■ READING TEXT ■
━━━━

Wednesday, March 28, 2018

The Testing Thermostat

Here's another analogy to help understand why test-centered accountability doesn't work well.

All the heat in my house is run by a single thermostat. My house has three stories and a basement. The thermostat is on the first floor. The furnace runs into two out of four rooms on the second floor. There are no furnace runs to the third floor (a converted attic space).

The thermostat is supposed to turn the furnace off and on based on the temperature in the house. But it only measures the temperature in one room. In a second-floor bedroom, the temperature may be uncomfortably cold, but the thermostat doesn't measure that. In the attic room, a space heater4 may have the room super-warm, but the thermometer doesn't know that. The thermostat is by the front door-- if that door opens and cold air comes pouring in, the thermostat thinks the whole house is cold.

In short, the thermostat is an inaccurate measure of the temperature in my home because it only measures the temp in one place.

It's true that the thermostat is crudely accurate-ish. If the thermostat thinks the house is at 30 degrees, it's probably safe to conclude that the whole house is cold-- although, it could also mean that the front door has blown open. If the thermostat says the house temperature is 90, it's probably safe to assume that the furnace doesn't need to kick on (and the odds are that the house isn't on fire).

━━━━

■ WHAT NEEDS TO BE DONE ■
Answer these questions about the thermostat post:
(a) On which floor is the thermostat located?
(b) What was the third floor converted from?
(c) What thermostat reading makes it probably safe to assume that the furnace does not need to kick on?
The entries are not needed for this exercise.

━━━━

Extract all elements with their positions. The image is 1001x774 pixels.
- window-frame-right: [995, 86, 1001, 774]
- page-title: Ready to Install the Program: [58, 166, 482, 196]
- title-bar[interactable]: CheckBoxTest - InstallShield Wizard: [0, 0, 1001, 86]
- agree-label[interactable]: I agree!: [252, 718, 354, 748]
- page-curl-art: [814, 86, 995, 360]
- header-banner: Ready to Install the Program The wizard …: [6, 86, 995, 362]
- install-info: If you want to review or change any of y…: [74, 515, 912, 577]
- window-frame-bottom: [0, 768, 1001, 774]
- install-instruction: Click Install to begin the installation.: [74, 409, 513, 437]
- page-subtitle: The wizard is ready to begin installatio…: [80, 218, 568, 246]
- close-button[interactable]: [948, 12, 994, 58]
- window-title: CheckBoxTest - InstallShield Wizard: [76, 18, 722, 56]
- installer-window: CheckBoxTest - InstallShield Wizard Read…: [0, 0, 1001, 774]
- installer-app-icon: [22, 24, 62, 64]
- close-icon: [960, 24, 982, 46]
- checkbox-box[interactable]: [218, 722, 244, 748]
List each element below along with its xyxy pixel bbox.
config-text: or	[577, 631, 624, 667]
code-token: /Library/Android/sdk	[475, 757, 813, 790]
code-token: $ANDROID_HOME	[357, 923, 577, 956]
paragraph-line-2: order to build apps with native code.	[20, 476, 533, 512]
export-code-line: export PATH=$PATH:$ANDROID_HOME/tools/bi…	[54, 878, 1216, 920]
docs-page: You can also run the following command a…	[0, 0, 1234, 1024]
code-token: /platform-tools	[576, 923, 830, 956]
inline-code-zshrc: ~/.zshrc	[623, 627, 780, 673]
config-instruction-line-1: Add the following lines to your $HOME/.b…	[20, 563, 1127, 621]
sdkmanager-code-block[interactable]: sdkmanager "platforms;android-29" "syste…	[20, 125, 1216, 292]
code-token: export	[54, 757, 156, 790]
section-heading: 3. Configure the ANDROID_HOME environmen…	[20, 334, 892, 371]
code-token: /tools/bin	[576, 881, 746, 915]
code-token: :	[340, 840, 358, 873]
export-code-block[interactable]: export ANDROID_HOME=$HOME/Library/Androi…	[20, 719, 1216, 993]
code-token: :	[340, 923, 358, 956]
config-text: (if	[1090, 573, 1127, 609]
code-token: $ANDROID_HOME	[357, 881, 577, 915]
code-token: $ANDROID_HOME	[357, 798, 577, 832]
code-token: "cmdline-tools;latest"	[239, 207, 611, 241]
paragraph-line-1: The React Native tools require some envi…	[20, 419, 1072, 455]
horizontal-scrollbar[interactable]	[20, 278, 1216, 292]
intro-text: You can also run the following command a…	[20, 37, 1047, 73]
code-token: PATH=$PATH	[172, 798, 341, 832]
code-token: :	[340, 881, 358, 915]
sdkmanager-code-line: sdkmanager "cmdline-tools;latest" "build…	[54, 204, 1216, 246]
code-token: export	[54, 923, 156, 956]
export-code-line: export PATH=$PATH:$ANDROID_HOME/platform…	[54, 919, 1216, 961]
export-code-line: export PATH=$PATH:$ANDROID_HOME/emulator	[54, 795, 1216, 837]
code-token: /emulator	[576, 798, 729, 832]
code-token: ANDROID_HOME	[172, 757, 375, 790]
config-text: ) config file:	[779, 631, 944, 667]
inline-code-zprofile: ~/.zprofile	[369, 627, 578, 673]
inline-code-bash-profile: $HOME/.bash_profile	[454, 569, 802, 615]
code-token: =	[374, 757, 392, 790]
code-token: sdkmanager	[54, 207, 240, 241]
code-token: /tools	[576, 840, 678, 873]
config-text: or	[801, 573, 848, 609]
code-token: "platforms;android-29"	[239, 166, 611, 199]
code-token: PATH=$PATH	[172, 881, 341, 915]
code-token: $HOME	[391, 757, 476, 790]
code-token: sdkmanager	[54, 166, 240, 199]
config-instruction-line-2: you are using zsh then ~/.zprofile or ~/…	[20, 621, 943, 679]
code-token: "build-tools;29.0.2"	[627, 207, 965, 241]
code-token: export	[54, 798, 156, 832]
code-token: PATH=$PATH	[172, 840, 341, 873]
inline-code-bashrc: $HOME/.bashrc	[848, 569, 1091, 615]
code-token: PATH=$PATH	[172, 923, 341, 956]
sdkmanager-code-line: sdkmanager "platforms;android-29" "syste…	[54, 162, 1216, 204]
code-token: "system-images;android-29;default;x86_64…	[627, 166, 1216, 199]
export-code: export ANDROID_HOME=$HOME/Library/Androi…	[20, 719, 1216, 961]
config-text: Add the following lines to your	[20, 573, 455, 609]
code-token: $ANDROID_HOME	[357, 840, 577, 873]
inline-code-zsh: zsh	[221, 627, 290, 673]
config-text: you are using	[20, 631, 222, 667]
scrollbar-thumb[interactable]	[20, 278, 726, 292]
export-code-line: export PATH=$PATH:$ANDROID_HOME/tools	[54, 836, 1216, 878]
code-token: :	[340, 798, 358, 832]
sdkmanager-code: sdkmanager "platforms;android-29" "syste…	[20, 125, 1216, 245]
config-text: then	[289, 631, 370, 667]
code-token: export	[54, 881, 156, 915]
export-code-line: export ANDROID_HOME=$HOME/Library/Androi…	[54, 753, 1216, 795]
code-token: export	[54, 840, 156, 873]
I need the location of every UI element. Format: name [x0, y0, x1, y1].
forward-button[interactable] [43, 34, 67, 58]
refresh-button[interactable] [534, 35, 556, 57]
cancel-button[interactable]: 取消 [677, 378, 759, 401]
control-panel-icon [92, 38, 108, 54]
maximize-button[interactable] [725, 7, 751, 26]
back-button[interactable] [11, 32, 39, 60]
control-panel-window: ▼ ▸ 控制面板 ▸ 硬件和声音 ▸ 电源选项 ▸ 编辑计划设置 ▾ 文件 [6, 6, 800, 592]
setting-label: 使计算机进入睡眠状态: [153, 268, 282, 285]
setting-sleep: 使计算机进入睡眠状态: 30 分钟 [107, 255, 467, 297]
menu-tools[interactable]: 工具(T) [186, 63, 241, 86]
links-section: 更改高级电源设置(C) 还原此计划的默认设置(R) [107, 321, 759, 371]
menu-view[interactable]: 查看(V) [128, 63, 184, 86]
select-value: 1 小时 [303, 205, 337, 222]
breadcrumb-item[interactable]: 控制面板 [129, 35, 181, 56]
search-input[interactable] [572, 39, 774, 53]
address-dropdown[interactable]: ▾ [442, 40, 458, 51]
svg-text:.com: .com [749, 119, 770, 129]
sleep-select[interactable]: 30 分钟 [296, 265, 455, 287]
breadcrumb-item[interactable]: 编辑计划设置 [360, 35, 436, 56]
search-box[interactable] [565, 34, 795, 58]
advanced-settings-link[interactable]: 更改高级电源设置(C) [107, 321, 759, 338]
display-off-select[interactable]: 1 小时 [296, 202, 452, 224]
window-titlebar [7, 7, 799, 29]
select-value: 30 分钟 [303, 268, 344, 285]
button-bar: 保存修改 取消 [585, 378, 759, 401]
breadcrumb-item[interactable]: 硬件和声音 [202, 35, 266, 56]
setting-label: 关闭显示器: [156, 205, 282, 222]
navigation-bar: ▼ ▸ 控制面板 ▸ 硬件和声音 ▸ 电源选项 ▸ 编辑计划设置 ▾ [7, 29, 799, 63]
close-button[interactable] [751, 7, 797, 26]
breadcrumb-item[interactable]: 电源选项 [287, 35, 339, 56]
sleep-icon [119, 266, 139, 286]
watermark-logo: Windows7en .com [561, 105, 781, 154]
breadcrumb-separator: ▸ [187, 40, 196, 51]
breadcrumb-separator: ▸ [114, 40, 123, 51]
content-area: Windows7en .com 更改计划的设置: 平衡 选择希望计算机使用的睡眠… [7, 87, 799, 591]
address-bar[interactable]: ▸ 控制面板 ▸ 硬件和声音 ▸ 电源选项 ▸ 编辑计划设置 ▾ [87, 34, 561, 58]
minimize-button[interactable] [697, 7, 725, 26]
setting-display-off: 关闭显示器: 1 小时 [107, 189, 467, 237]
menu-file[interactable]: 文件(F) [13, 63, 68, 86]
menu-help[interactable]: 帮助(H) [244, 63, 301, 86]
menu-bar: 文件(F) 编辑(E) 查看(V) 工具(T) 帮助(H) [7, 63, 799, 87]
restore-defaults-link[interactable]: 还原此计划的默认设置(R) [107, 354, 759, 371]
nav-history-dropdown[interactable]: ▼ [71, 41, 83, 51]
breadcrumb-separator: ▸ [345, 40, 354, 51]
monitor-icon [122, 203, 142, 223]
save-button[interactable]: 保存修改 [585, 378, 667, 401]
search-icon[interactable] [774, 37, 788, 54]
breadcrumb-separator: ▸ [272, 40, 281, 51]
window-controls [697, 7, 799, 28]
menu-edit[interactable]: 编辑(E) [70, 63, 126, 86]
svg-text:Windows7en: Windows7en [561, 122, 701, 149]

━━━━

■ THE ANSWER ■
(a) The first floor
(b) An attic space
(c) 90 degrees